Description of the task
How many lines of these entries hold the string "यवकलन"? Reply with the number alone.

A run of records:
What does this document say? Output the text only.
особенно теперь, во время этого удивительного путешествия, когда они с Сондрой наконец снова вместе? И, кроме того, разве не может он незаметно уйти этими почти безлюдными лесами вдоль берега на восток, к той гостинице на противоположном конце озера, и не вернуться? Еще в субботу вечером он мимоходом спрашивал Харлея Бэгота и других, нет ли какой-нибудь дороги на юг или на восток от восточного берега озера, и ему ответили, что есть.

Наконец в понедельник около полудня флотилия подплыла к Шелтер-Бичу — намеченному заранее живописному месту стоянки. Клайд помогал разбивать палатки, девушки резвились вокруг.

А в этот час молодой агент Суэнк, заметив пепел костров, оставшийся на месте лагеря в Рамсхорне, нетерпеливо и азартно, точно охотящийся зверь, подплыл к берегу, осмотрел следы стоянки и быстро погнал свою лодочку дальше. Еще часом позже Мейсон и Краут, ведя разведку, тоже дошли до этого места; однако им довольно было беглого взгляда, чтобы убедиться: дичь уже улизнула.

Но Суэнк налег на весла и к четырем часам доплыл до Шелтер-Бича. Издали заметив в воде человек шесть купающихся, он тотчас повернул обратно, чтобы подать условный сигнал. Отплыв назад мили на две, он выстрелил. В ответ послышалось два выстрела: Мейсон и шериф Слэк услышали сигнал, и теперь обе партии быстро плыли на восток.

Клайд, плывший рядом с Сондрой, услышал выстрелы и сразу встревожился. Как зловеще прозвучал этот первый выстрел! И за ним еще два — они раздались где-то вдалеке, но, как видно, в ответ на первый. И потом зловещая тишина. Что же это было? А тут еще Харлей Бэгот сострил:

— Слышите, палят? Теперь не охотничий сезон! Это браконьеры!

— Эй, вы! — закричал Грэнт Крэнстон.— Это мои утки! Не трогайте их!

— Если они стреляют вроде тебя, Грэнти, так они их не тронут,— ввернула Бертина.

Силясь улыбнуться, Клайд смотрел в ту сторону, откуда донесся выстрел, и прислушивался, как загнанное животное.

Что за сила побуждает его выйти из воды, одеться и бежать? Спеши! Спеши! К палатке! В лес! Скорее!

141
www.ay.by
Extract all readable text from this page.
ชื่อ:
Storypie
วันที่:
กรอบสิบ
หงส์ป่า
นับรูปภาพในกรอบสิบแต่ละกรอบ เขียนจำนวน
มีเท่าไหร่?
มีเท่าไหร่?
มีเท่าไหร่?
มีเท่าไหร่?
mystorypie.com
--
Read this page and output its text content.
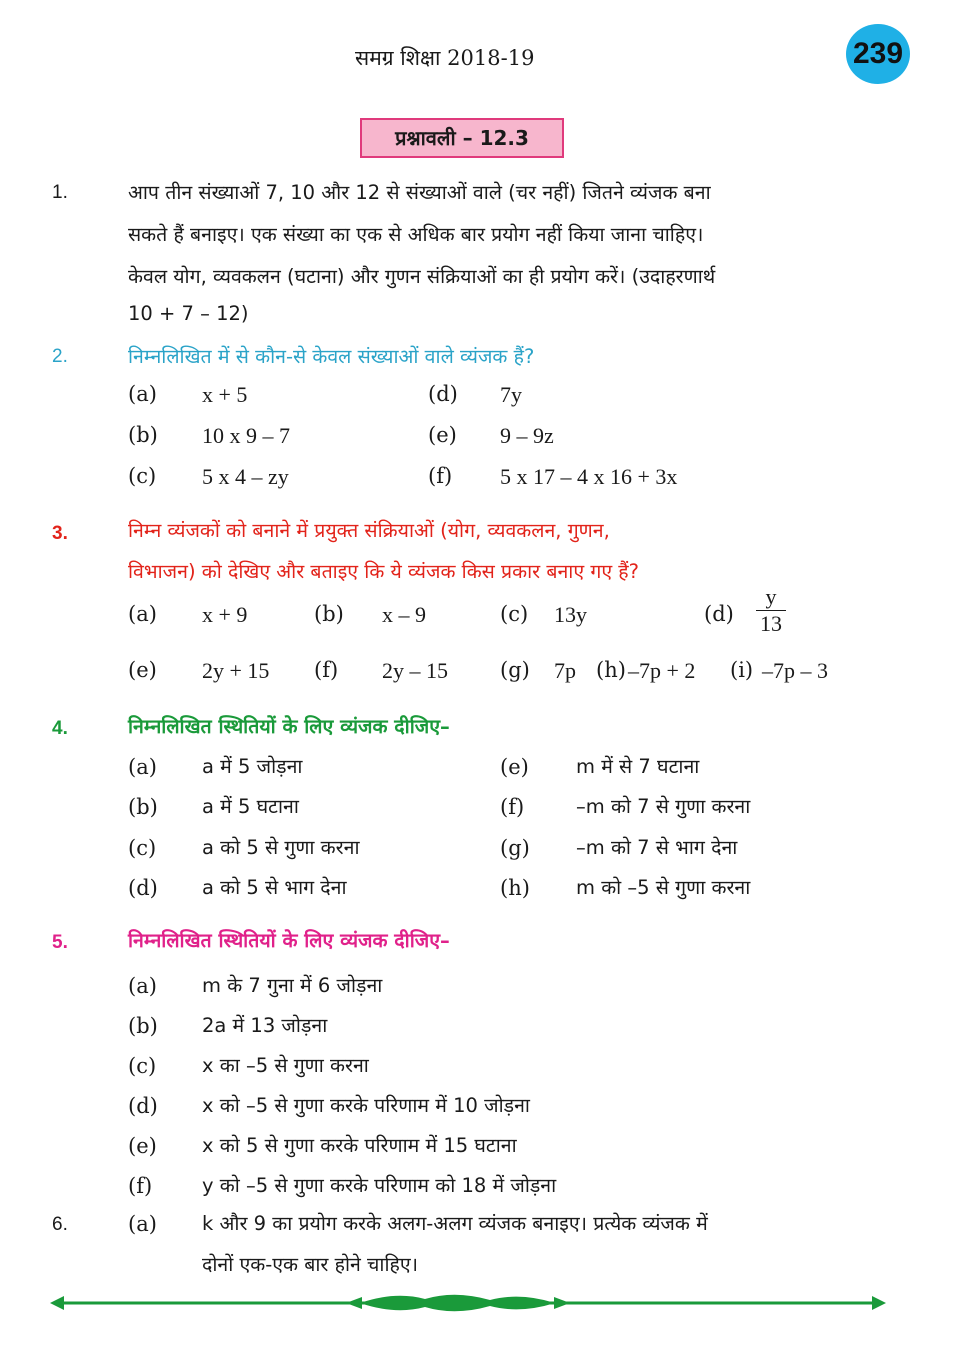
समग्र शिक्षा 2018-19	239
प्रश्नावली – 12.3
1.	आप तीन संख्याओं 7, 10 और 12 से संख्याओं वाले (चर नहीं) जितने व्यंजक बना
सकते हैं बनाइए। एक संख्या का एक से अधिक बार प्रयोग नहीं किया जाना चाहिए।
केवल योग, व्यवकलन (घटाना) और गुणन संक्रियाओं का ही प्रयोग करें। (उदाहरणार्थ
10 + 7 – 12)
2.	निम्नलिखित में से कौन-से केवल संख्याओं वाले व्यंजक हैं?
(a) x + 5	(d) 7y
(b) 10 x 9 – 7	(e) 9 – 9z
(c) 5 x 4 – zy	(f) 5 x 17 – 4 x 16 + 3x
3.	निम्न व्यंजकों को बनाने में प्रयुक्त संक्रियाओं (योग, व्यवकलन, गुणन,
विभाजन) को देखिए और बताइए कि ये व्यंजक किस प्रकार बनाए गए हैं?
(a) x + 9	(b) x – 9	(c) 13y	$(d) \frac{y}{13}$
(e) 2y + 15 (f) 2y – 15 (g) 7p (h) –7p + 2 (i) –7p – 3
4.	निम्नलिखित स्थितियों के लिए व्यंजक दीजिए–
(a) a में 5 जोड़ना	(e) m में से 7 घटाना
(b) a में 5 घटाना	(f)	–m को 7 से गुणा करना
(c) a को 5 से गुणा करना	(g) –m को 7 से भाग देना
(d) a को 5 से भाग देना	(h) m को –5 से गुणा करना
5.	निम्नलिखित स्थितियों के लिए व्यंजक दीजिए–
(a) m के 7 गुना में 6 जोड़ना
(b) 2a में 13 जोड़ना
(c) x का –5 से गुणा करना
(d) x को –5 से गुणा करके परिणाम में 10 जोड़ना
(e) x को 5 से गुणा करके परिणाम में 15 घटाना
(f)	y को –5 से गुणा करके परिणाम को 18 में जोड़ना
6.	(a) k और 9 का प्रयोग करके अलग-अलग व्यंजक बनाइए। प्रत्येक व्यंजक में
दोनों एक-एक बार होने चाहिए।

Answer to the problem
2